**Objective**
Copy the data below exactly, omitting any picture it contains.
╭─ Data entries
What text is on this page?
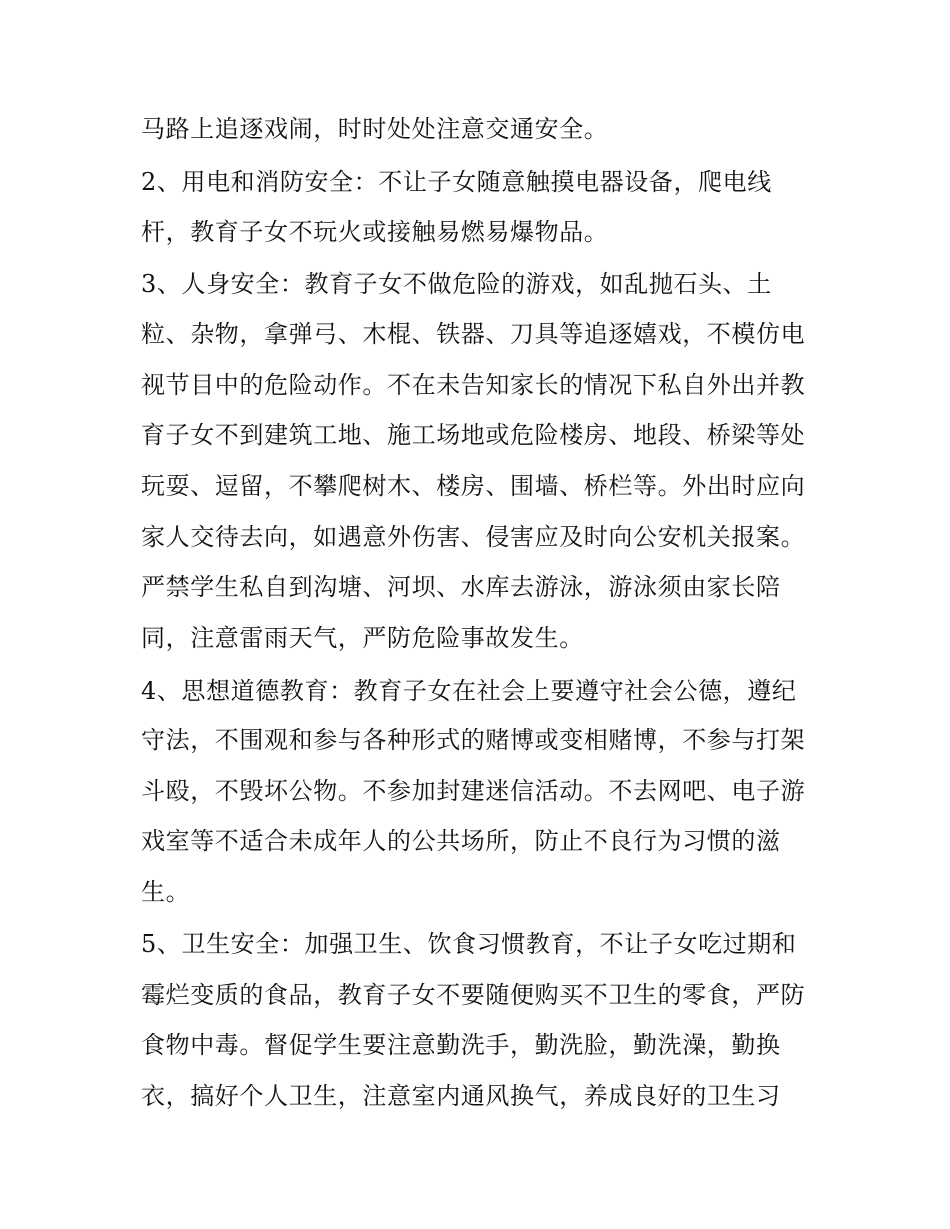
马路上追逐戏闹，时时处处注意交通安全。

2、用电和消防安全：不让子女随意触摸电器设备，爬电线

杆，教育子女不玩火或接触易燃易爆物品。

3、人身安全：教育子女不做危险的游戏，如乱抛石头、土

粒、杂物，拿弹弓、木棍、铁器、刀具等追逐嬉戏，不模仿电

视节目中的危险动作。不在未告知家长的情况下私自外出并教

育子女不到建筑工地、施工场地或危险楼房、地段、桥梁等处

玩耍、逗留，不攀爬树木、楼房、围墙、桥栏等。外出时应向

家人交待去向，如遇意外伤害、侵害应及时向公安机关报案。

严禁学生私自到沟塘、河坝、水库去游泳，游泳须由家长陪

同，注意雷雨天气，严防危险事故发生。

4、思想道德教育：教育子女在社会上要遵守社会公德，遵纪

守法，不围观和参与各种形式的赌博或变相赌博，不参与打架

斗殴，不毁坏公物。不参加封建迷信活动。不去网吧、电子游

戏室等不适合未成年人的公共场所，防止不良行为习惯的滋

生。

5、卫生安全：加强卫生、饮食习惯教育，不让子女吃过期和

霉烂变质的食品，教育子女不要随便购买不卫生的零食，严防

食物中毒。督促学生要注意勤洗手，勤洗脸，勤洗澡，勤换

衣，搞好个人卫生，注意室内通风换气，养成良好的卫生习
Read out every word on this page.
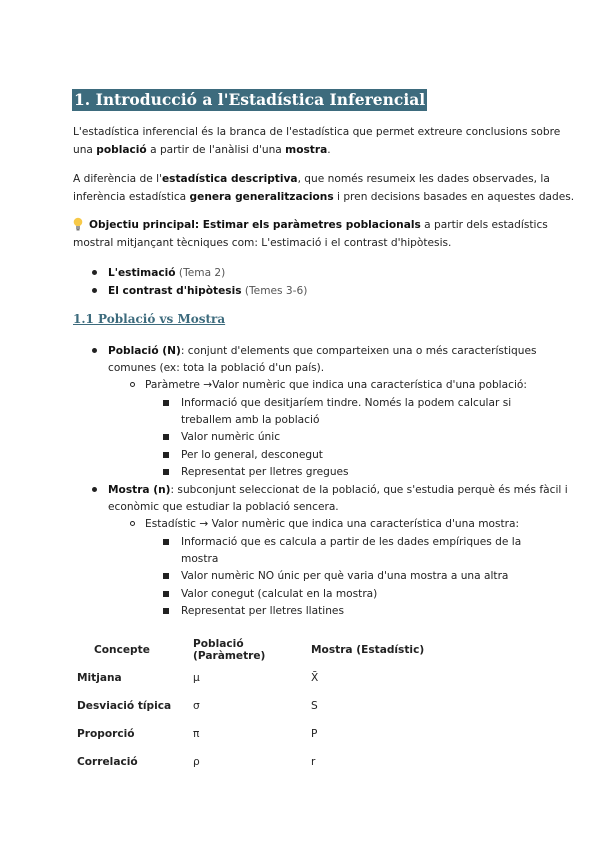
1. Introducció a l'Estadística Inferencial
L'estadística inferencial és la branca de l'estadística que permet extreure conclusions sobre
una població a partir de l'anàlisi d'una mostra.
A diferència de l'estadística descriptiva, que només resumeix les dades observades, la
inferència estadística genera generalitzacions i pren decisions basades en aquestes dades.
Objectiu principal: Estimar els paràmetres poblacionals a partir dels estadístics
mostral mitjançant tècniques com: L'estimació i el contrast d'hipòtesis.
L'estimació (Tema 2)
El contrast d'hipòtesis (Temes 3-6)
1.1 Població vs Mostra
Població (N): conjunt d'elements que comparteixen una o més característiques
comunes (ex: tota la població d'un país).
Paràmetre →Valor numèric que indica una característica d'una població:
Informació que desitjaríem tindre. Només la podem calcular si
treballem amb la població
Valor numèric únic
Per lo general, desconegut
Representat per lletres gregues
Mostra (n): subconjunt seleccionat de la població, que s'estudia perquè és més fàcil i
econòmic que estudiar la població sencera.
Estadístic → Valor numèric que indica una característica d'una mostra:
Informació que es calcula a partir de les dades empíriques de la
mostra
Valor numèric NO únic per què varia d'una mostra a una altra
Valor conegut (calculat en la mostra)
Representat per lletres llatines
Concepte	Població (Paràmetre)	Mostra (Estadístic)
Mitjana	μ	X̄
Desviació típica	σ	S
Proporció	π	P
Correlació	ρ	r
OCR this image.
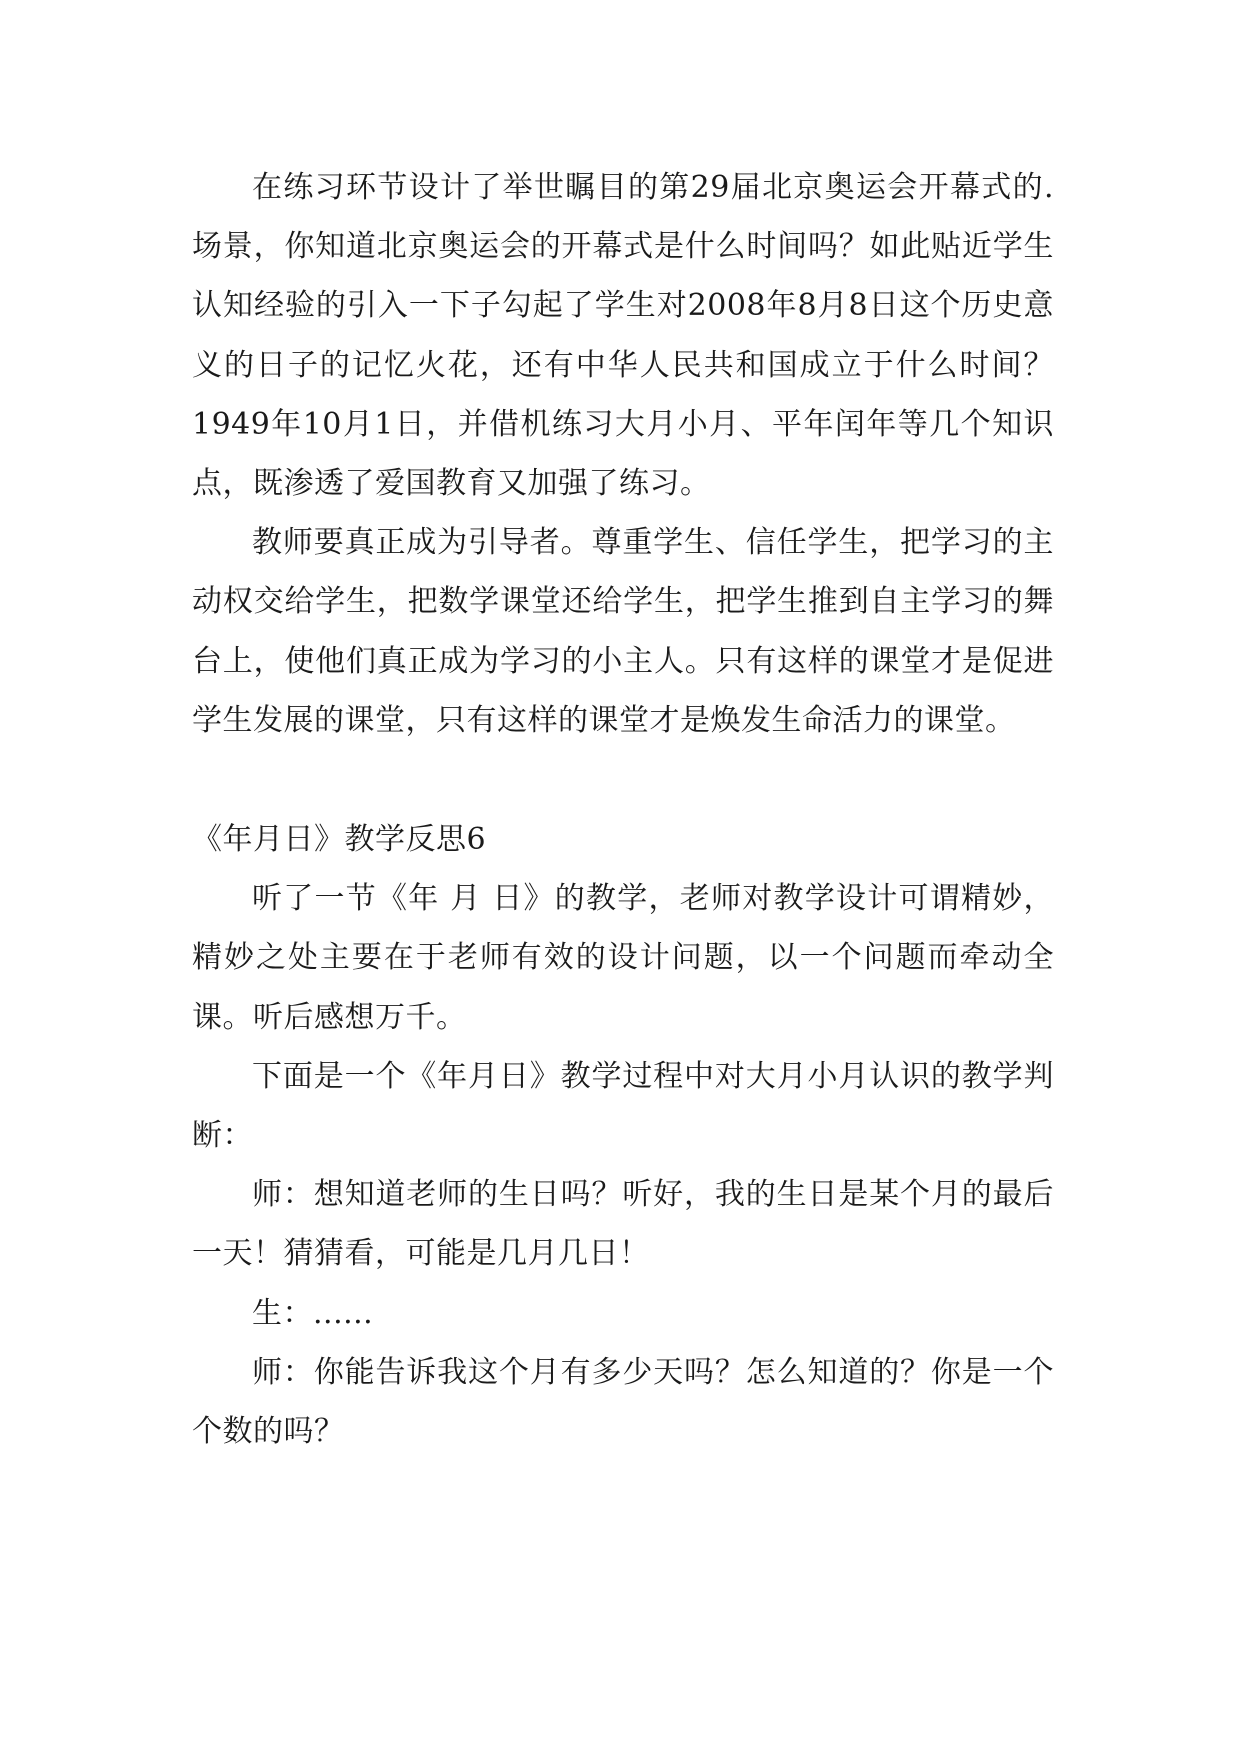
在练习环节设计了举世瞩目的第29届北京奥运会开幕式的.场景，你知道北京奥运会的开幕式是什么时间吗？如此贴近学生认知经验的引入一下子勾起了学生对2008年8月8日这个历史意义的日子的记忆火花，还有中华人民共和国成立于什么时间？1949年10月1日，并借机练习大月小月、平年闰年等几个知识点，既渗透了爱国教育又加强了练习。

教师要真正成为引导者。尊重学生、信任学生，把学习的主动权交给学生，把数学课堂还给学生，把学生推到自主学习的舞台上，使他们真正成为学习的小主人。只有这样的课堂才是促进学生发展的课堂，只有这样的课堂才是焕发生命活力的课堂。

《年月日》教学反思6

听了一节《年 月 日》的教学，老师对教学设计可谓精妙，精妙之处主要在于老师有效的设计问题，以一个问题而牵动全课。听后感想万千。

下面是一个《年月日》教学过程中对大月小月认识的教学判断：

师：想知道老师的生日吗？听好，我的生日是某个月的最后一天！猜猜看，可能是几月几日！

生：......

师：你能告诉我这个月有多少天吗？怎么知道的？你是一个个数的吗？
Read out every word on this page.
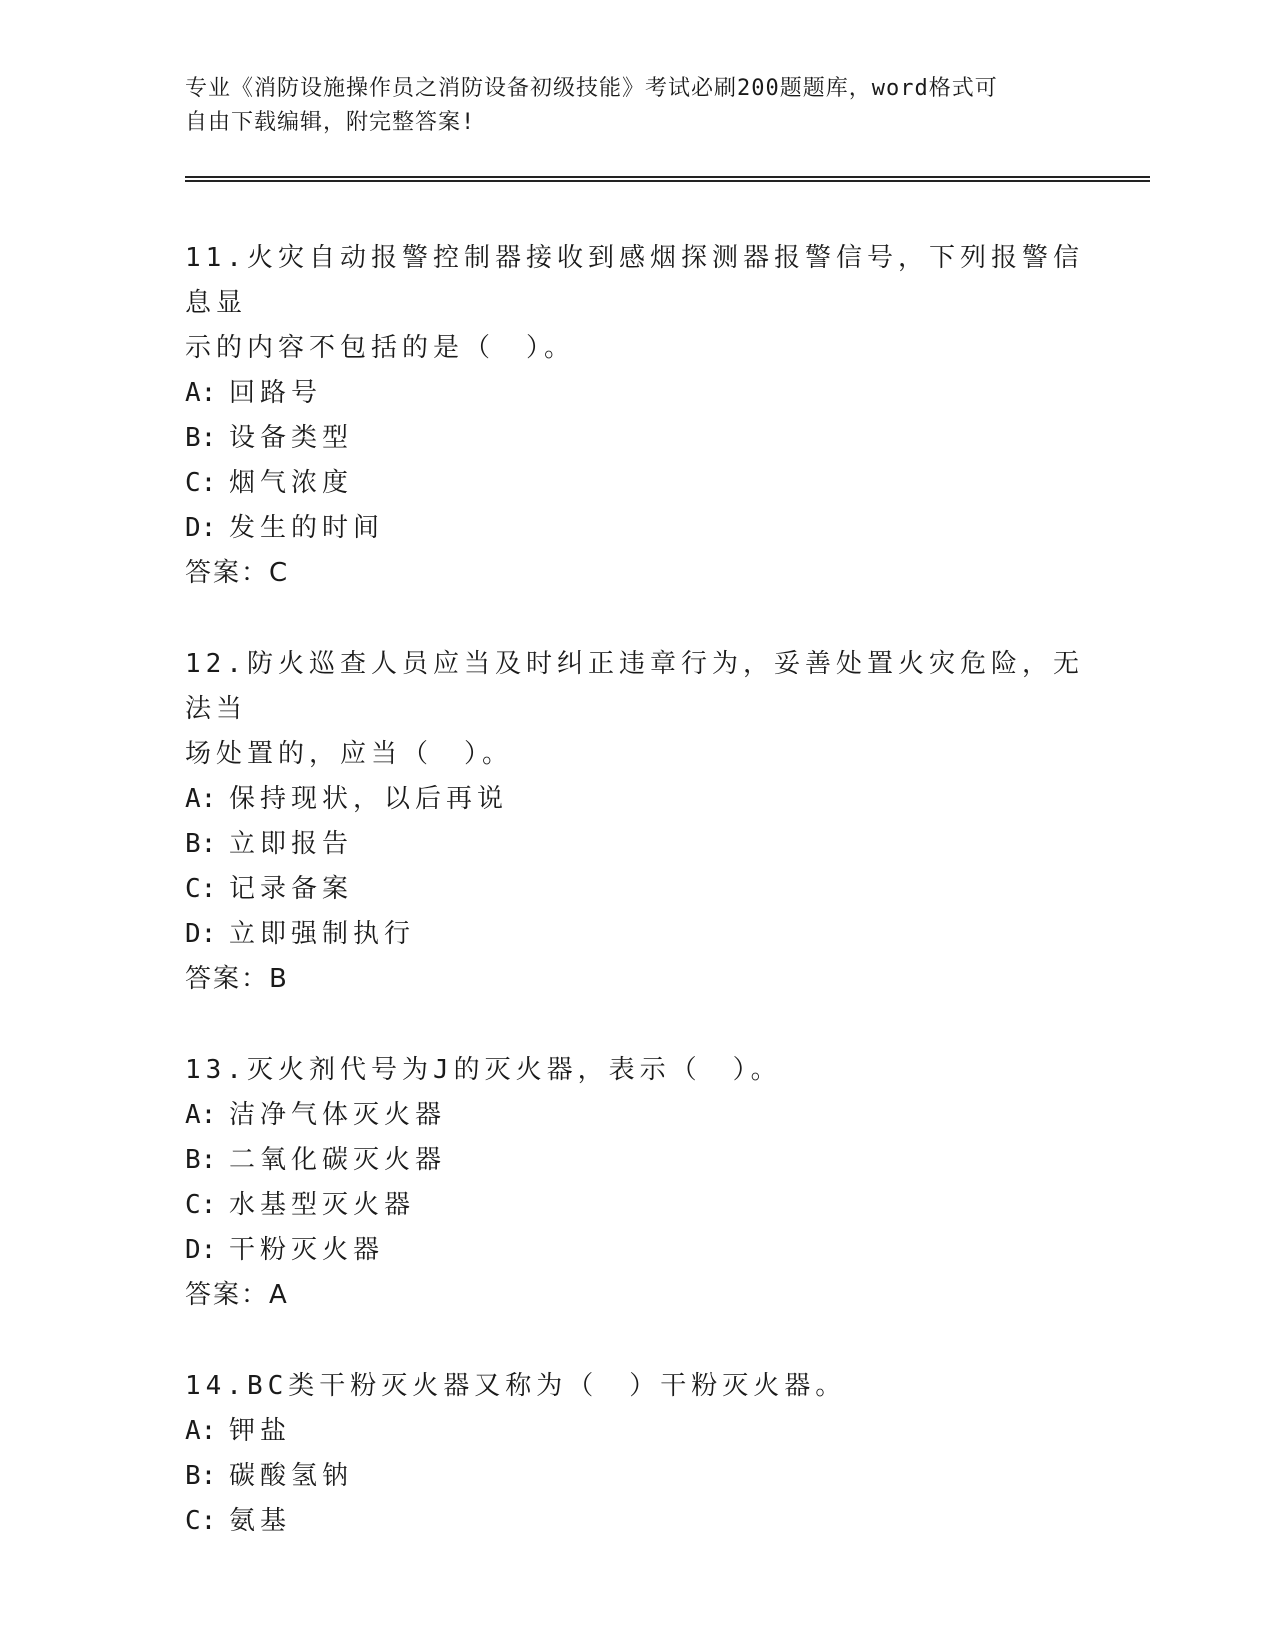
专业《消防设施操作员之消防设备初级技能》考试必刷200题题库，word格式可
自由下载编辑，附完整答案!
11.火灾自动报警控制器接收到感烟探测器报警信号，下列报警信息显
示的内容不包括的是（　）。
A: 回路号
B: 设备类型
C: 烟气浓度
D: 发生的时间
答案：C
12.防火巡查人员应当及时纠正违章行为，妥善处置火灾危险，无法当
场处置的，应当（　）。
A: 保持现状，以后再说
B: 立即报告
C: 记录备案
D: 立即强制执行
答案：B
13.灭火剂代号为J的灭火器，表示（　）。
A: 洁净气体灭火器
B: 二氧化碳灭火器
C: 水基型灭火器
D: 干粉灭火器
答案：A
14.BC类干粉灭火器又称为（　）干粉灭火器。
A: 钾盐
B: 碳酸氢钠
C: 氨基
╰─
**Written response**
What text is on this page?
马路上追逐戏闹，时时处处注意交通安全。

2、用电和消防安全：不让子女随意触摸电器设备，爬电线

杆，教育子女不玩火或接触易燃易爆物品。

3、人身安全：教育子女不做危险的游戏，如乱抛石头、土

粒、杂物，拿弹弓、木棍、铁器、刀具等追逐嬉戏，不模仿电

视节目中的危险动作。不在未告知家长的情况下私自外出并教

育子女不到建筑工地、施工场地或危险楼房、地段、桥梁等处

玩耍、逗留，不攀爬树木、楼房、围墙、桥栏等。外出时应向

家人交待去向，如遇意外伤害、侵害应及时向公安机关报案。

严禁学生私自到沟塘、河坝、水库去游泳，游泳须由家长陪

同，注意雷雨天气，严防危险事故发生。

4、思想道德教育：教育子女在社会上要遵守社会公德，遵纪

守法，不围观和参与各种形式的赌博或变相赌博，不参与打架

斗殴，不毁坏公物。不参加封建迷信活动。不去网吧、电子游

戏室等不适合未成年人的公共场所，防止不良行为习惯的滋

生。

5、卫生安全：加强卫生、饮食习惯教育，不让子女吃过期和

霉烂变质的食品，教育子女不要随便购买不卫生的零食，严防

食物中毒。督促学生要注意勤洗手，勤洗脸，勤洗澡，勤换

衣，搞好个人卫生，注意室内通风换气，养成良好的卫生习
Read out every word on this page.
1. Introducció a l'Estadística Inferencial
L'estadística inferencial és la branca de l'estadística que permet extreure conclusions sobre
una població a partir de l'anàlisi d'una mostra.
A diferència de l'estadística descriptiva, que només resumeix les dades observades, la
inferència estadística genera generalitzacions i pren decisions basades en aquestes dades.
Objectiu principal: Estimar els paràmetres poblacionals a partir dels estadístics
mostral mitjançant tècniques com: L'estimació i el contrast d'hipòtesis.
L'estimació (Tema 2)
El contrast d'hipòtesis (Temes 3-6)
1.1 Població vs Mostra
Població (N): conjunt d'elements que comparteixen una o més característiques
comunes (ex: tota la població d'un país).
Paràmetre →Valor numèric que indica una característica d'una població:
Informació que desitjaríem tindre. Només la podem calcular si
treballem amb la població
Valor numèric únic
Per lo general, desconegut
Representat per lletres gregues
Mostra (n): subconjunt seleccionat de la població, que s'estudia perquè és més fàcil i
econòmic que estudiar la població sencera.
Estadístic → Valor numèric que indica una característica d'una mostra:
Informació que es calcula a partir de les dades empíriques de la
mostra
Valor numèric NO únic per què varia d'una mostra a una altra
Valor conegut (calculat en la mostra)
Representat per lletres llatines
Concepte	Població (Paràmetre)	Mostra (Estadístic)
Mitjana	μ	X̄
Desviació típica	σ	S
Proporció	π	P
Correlació	ρ	r
OCR this image.
在练习环节设计了举世瞩目的第29届北京奥运会开幕式的.场景，你知道北京奥运会的开幕式是什么时间吗？如此贴近学生认知经验的引入一下子勾起了学生对2008年8月8日这个历史意义的日子的记忆火花，还有中华人民共和国成立于什么时间？1949年10月1日，并借机练习大月小月、平年闰年等几个知识点，既渗透了爱国教育又加强了练习。

教师要真正成为引导者。尊重学生、信任学生，把学习的主动权交给学生，把数学课堂还给学生，把学生推到自主学习的舞台上，使他们真正成为学习的小主人。只有这样的课堂才是促进学生发展的课堂，只有这样的课堂才是焕发生命活力的课堂。

《年月日》教学反思6

听了一节《年 月 日》的教学，老师对教学设计可谓精妙，精妙之处主要在于老师有效的设计问题，以一个问题而牵动全课。听后感想万千。

下面是一个《年月日》教学过程中对大月小月认识的教学判断：

师：想知道老师的生日吗？听好，我的生日是某个月的最后一天！猜猜看，可能是几月几日！

生：......

师：你能告诉我这个月有多少天吗？怎么知道的？你是一个个数的吗？
Read out every word on this page.
专业《消防设施操作员之消防设备初级技能》考试必刷200题题库，word格式可
自由下载编辑，附完整答案!
11.火灾自动报警控制器接收到感烟探测器报警信号，下列报警信息显
示的内容不包括的是（　）。
A: 回路号
B: 设备类型
C: 烟气浓度
D: 发生的时间
答案：C
12.防火巡查人员应当及时纠正违章行为，妥善处置火灾危险，无法当
场处置的，应当（　）。
A: 保持现状，以后再说
B: 立即报告
C: 记录备案
D: 立即强制执行
答案：B
13.灭火剂代号为J的灭火器，表示（　）。
A: 洁净气体灭火器
B: 二氧化碳灭火器
C: 水基型灭火器
D: 干粉灭火器
答案：A
14.BC类干粉灭火器又称为（　）干粉灭火器。
A: 钾盐
B: 碳酸氢钠
C: 氨基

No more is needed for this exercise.